## Problems
1. For each statement below, say whether it agrees with the Fast X review, answering yes or no and quoting the words of the review that decide it.
(a) Louis Leterrier was brought in to replace Justin Lin as director.
(b) Fast X sends its characters into space again.
(c) Vin Diesel is one of the producers of Fast X.
2. Please write the next part of the Fast X review, starting after its last sentence.

## Selected text
━━━━━━━━━━━━━━━━━━━━━━━━━━━━━━
The sky was the limit in 2021's F9; having seemingly run out of exotic locales to ship the franchise's revolving roster of rev-heads off to – you can really cover a lot of ground in 20 years, especially if you've got a souped-up ride – F9's co-writer and director, Justin Lin, hazarded a trip to space.
The result was a kind of zero gravity self-parody – which raised the question: Where was left for these car-jackers-turned-secret-agents to go?
Fast X is not short on answers: Rio, Naples, Rome, London, Antarctica – no Lonely Planet guidebook is safe. No more space travel, admittedly, but even so, this latest and nominally 'last' instalment (in fact merely the first in a tripartite finale) still feels like an overreach.
The mandate to up and up the ante has seen the so-called Fast Saga turn from dumb, hyper-stylish fun into something meaner and more airless.
That there were competing visions for this home stretch is clear from the directorial changeover that took place a week into production: Lin, who had returned for another round at the helm, reportedly clashed with Vin Diesel, aka Dominic Toretto, the devoted patriarch whose steady heartbeat is the metronome of the franchise. Diesel is also one of Fast X's producers. (The scramble to replace Lin culminated in the hiring of Louis Leterrier, most notable for his work on the first two films in the Transporter trilogy, the launchpad for Fast's own Jason Statham.)
For as long as we've known him, Dom has lived by a moral code consisting of a single principle: "Without family, you're nothing," as he puts it in this latest film. Of course, the Toretto clan goes beyond blood: It includes almost anyone who's sat round the table for a barbecue lunch with a Corona in hand, raised in celebration of another triumph in the realm of pedal-to-the-metal hijinks.
━━━━━━━━━━━━━━━━━━━━━━━━━━━━━━
## Given material
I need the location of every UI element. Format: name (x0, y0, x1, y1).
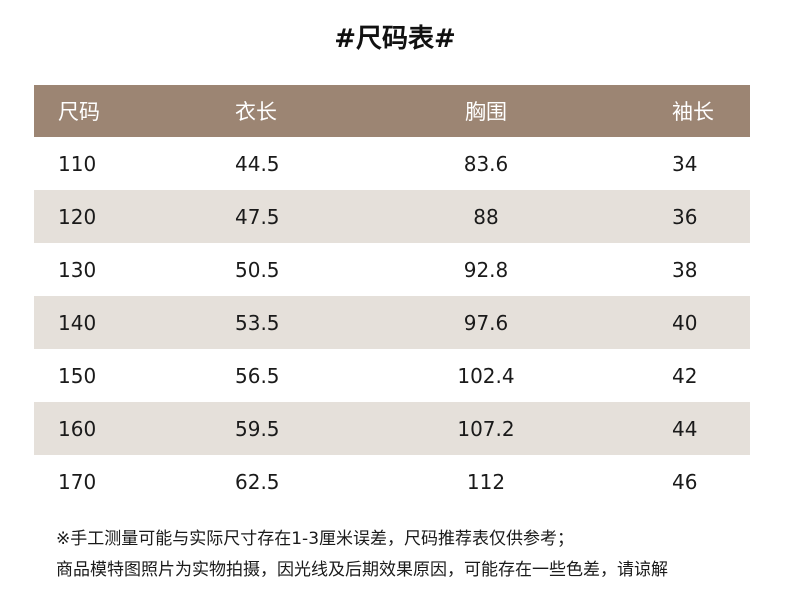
━━━━━━━━━━━━━━━━━━━━━━━━━━━━━━
## Per-task answers
1.
(a) Yes: "The scramble to replace Lin culminated in the hiring of Louis Leterrier"
(b) No: "No more space travel, admittedly"
(c) Yes: "Diesel is also one of Fast X's producers."

2.
This idyll of community is precisely what's at stake in Fast X.
Making his Fast debut, Jason Momoa plays Dante Reyes, a swishy sociopath seeking to avenge the death of his father, Hernan Reyes, the Brazilian drug lord last seen dead on a sun-baked Rio de Janeiro bridge in 2011's Fast Five. Somewhere between Heath Ledger's Joker and Captain Jack Sparrow (no, it's not a good mix) and swathed in lavender silk, Dante also operates according to a succinct moral code: "Never accept death when suffering is owed."
Consequently, he's made it his mission to torment Dom, whom he holds responsible for his father's murder – and to that end, to torment his family: Dom's beloved Letty (Michelle Rodriguez) and his siblings Mia and Jakob (Jordana Brewster and John Cena), as well as his impossibly resourceful crew (Tyrese Gibson as Roman Pearce, Chris "Ludacris" Bridges as Tej, Sung Kang as Han Lue, and Nathalie Emmanuel as Ramsey). All are toy mice to Dante's devil-cat. (There are plenty of other familiar faces and names back in play – including one or two that shouldn't be spoiled, though no seasoned viewer should really be surprised to see any legacy character crop up in these films, alive or dead.)
Dom's son Brian (Leo Abelo Perry), now an adolescent, is also due to get batted around. Happily, being extremely level-headed runs in the family.
For a film so steadfast in its family values, the departure of Lin – the director of five Fast films, including Fast Five, the first film in the series to attract critical appreciation – feels perhaps more glaring than it should.
Though he retains a co-writing credit on X and stayed on as a producer, his decision to vacate the driver's seat is a sign that the Fast family is not immune to in-fighting. Diesel, it seems, is committed to his character's mantra only so far.
There's a lot at stake, certainly, both on-screen and off: With a budget of $US340 million ($512 million), Fast X is one of the most expensive movies ever made. To put that in perspective: The jackpot for which Toretto and co are willing to attempt to steal an entire bank vault from a Brazilian prison in Fast Five is a mere $100 million.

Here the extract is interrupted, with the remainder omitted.